Written problem: Read the records and gather each line that includes "grid".
◆ ◆ ◆ ◆ ◆ ◆ ◆
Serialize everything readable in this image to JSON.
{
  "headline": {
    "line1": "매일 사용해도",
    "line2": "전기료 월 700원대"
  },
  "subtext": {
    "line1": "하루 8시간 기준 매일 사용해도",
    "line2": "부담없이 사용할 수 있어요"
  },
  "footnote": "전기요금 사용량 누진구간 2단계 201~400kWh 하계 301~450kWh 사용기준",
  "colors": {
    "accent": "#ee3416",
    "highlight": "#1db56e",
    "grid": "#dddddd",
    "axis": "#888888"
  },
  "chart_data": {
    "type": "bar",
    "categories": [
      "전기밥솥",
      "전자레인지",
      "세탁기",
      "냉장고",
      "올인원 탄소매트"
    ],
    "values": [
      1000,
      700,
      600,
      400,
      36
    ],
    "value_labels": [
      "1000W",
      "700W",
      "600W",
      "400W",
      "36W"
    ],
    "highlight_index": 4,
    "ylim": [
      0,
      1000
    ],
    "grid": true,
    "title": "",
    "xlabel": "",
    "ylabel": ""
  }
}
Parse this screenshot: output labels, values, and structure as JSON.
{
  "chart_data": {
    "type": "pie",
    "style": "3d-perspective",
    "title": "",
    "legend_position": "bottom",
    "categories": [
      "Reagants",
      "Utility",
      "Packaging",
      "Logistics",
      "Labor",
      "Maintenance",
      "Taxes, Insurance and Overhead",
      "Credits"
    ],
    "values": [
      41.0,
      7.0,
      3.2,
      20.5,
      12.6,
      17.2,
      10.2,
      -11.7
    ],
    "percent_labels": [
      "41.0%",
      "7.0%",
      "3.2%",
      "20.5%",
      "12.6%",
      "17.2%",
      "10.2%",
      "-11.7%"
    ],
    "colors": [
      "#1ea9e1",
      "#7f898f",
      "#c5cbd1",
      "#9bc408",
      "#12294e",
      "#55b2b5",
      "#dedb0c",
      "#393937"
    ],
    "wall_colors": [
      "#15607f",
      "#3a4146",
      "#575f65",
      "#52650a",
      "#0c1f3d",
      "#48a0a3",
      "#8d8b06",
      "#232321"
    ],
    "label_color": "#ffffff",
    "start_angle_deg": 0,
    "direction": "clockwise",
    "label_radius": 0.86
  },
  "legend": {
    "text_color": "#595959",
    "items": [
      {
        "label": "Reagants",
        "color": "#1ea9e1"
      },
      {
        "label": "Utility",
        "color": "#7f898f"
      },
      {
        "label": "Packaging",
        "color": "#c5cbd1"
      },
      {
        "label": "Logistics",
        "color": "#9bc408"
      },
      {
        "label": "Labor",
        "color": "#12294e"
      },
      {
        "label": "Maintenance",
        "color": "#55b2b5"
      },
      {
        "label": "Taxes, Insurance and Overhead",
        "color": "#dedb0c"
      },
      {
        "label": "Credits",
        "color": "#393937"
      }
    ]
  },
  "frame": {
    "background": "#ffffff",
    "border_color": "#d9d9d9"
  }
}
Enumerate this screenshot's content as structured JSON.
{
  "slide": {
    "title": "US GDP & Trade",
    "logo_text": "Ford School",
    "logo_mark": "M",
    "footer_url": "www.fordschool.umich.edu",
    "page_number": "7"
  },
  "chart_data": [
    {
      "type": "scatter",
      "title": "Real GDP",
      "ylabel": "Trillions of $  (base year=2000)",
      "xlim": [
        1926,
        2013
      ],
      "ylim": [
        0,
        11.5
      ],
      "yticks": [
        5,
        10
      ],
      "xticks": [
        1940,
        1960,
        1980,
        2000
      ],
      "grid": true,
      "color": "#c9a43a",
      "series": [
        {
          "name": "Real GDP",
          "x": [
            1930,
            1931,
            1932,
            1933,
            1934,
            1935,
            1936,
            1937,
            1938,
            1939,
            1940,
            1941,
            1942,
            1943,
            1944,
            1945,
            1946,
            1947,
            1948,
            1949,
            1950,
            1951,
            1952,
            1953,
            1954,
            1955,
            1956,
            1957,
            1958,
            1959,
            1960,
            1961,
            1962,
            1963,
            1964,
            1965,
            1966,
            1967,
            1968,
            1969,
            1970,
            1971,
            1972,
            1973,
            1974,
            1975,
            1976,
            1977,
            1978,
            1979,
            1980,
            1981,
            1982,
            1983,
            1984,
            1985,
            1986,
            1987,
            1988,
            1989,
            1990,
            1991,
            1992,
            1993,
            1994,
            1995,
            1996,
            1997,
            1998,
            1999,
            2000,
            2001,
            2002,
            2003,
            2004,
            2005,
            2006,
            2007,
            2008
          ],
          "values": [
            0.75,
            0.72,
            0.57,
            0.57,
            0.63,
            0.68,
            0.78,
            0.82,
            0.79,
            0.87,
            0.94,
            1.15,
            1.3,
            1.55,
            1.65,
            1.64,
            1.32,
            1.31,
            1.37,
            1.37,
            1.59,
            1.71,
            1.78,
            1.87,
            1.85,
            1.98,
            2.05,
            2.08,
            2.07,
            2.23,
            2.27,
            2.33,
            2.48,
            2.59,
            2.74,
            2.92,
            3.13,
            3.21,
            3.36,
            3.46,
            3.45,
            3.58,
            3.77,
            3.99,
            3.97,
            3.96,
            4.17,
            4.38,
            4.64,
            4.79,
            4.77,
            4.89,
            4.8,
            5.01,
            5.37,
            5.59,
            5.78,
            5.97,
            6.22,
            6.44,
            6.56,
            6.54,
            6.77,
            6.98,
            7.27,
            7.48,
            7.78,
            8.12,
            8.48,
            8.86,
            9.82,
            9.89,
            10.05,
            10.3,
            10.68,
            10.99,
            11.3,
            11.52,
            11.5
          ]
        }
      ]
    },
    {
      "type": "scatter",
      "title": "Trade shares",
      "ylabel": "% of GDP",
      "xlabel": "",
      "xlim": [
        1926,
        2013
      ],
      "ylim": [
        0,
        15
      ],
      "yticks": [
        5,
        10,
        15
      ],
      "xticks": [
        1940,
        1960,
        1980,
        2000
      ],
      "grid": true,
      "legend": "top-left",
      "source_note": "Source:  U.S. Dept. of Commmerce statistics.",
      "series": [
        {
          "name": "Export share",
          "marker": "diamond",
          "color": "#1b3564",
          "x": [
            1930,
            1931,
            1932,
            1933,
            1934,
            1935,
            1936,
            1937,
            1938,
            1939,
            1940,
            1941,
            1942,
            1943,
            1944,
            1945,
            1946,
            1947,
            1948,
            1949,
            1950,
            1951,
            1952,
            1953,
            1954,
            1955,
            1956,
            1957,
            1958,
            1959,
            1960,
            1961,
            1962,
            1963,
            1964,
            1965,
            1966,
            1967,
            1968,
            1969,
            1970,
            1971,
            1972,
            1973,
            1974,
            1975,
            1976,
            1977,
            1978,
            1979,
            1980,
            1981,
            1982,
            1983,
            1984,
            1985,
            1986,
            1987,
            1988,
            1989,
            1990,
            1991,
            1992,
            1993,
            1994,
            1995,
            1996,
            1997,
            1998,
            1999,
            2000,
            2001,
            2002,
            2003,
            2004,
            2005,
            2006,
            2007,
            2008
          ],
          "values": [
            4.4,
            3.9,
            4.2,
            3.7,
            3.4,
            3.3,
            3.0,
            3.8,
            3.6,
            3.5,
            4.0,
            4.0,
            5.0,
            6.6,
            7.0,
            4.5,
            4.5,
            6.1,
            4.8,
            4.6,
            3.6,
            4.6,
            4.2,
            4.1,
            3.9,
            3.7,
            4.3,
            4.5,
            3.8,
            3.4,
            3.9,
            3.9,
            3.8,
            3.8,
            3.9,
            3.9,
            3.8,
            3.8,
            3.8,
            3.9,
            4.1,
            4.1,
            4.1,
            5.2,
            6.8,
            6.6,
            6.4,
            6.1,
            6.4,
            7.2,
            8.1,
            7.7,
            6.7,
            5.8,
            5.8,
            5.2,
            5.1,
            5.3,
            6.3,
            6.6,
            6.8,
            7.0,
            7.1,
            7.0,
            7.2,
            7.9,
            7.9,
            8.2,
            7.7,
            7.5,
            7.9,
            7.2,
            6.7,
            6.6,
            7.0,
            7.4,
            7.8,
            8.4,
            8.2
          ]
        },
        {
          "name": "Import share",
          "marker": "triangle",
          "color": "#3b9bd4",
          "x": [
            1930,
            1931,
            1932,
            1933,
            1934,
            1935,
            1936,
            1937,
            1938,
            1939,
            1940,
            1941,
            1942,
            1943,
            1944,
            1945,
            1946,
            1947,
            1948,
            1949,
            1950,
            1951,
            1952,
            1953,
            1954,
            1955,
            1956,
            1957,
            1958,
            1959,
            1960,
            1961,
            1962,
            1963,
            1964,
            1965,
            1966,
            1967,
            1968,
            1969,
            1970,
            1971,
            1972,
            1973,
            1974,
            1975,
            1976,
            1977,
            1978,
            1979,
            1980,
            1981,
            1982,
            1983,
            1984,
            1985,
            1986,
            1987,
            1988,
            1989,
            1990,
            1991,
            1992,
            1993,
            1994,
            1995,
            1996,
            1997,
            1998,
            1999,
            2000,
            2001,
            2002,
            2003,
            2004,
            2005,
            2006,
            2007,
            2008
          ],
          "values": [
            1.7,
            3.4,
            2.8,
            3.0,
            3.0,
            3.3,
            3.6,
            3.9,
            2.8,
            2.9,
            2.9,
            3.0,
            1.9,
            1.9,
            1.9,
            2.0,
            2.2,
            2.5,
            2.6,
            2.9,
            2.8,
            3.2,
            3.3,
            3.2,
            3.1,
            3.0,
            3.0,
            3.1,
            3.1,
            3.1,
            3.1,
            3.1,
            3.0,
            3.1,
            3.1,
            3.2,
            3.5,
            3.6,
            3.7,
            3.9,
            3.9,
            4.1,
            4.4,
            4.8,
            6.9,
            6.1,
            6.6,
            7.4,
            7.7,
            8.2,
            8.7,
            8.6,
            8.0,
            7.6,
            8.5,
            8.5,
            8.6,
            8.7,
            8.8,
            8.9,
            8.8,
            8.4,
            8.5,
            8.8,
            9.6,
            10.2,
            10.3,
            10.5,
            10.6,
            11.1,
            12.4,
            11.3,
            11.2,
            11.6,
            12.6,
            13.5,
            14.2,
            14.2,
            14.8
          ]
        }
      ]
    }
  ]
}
◆ ◆ ◆ ◆ ◆ ◆ ◆
The completed task:
    "grid": "#dddddd",
    "grid": true,
      "grid": true,
      "grid": true,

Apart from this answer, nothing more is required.